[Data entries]
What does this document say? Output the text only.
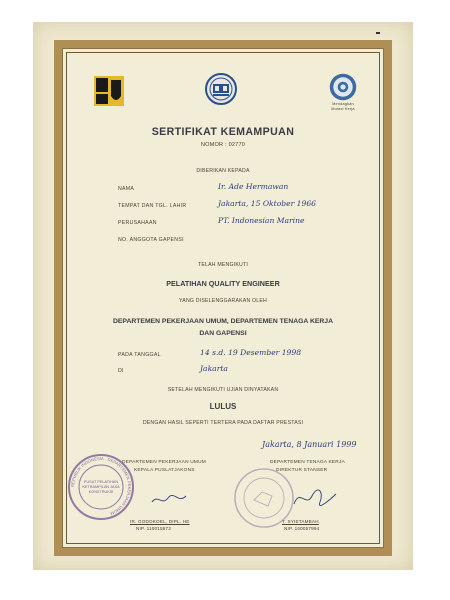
Mendagkan
Mutasi Kerja
SERTIFIKAT KEMAMPUAN
NOMOR : 02770
DIBERIKAN KEPADA
NAMA	Ir. Ade Hermawan
TEMPAT DAN TGL. LAHIR	Jakarta, 15 Oktober 1966
PERUSAHAAN	PT. Indonesian Marine
NO. ANGGOTA GAPENSI
TELAH MENGIKUTI
PELATIHAN QUALITY ENGINEER
YANG DISELENGGARAKAN OLEH
DEPARTEMEN PEKERJAAN UMUM, DEPARTEMEN TENAGA KERJA
DAN GAPENSI
PADA TANGGAL	14 s.d. 19 Desember 1998
DI	Jakarta
SETELAH MENGIKUTI UJIAN DINYATAKAN
LULUS
DENGAN HASIL SEPERTI TERTERA PADA DAFTAR PRESTASI
Jakarta, 8 Januari 1999
DEPARTEMEN PEKERJAAN UMUM
KEPALA PUSLATJAKONS
IR. GODOKOEL, DIPL. HE
NIP. 110015672
DEPARTEMEN TENAGA KERJA
DIREKTUR STANSER
T. SYIETAMBAH
NIP. 160057994
REPUBLIK INDONESIA · DEPARTEMEN PEKERJAAN UMUM
PUSAT PELATIHAN
KETRAMPILAN JASA
KONSTRUKSI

Problem requirements>
Copy each line exactly, and leave the pictures out of your copy.

Output>
What does this document say? Output the text only.
Mendagkan
Mutasi Kerja
SERTIFIKAT KEMAMPUAN
NOMOR : 02770
DIBERIKAN KEPADA
NAMA	Ir. Ade Hermawan
TEMPAT DAN TGL. LAHIR	Jakarta, 15 Oktober 1966
PERUSAHAAN	PT. Indonesian Marine
NO. ANGGOTA GAPENSI
TELAH MENGIKUTI
PELATIHAN QUALITY ENGINEER
YANG DISELENGGARAKAN OLEH
DEPARTEMEN PEKERJAAN UMUM, DEPARTEMEN TENAGA KERJA
DAN GAPENSI
PADA TANGGAL	14 s.d. 19 Desember 1998
DI	Jakarta
SETELAH MENGIKUTI UJIAN DINYATAKAN
LULUS
DENGAN HASIL SEPERTI TERTERA PADA DAFTAR PRESTASI
Jakarta, 8 Januari 1999
DEPARTEMEN PEKERJAAN UMUM
KEPALA PUSLATJAKONS
IR. GODOKOEL, DIPL. HE
NIP. 110015672
DEPARTEMEN TENAGA KERJA
DIREKTUR STANSER
T. SYIETAMBAH
NIP. 160057994
REPUBLIK INDONESIA · DEPARTEMEN PEKERJAAN UMUM
PUSAT PELATIHAN
KETRAMPILAN JASA
KONSTRUKSI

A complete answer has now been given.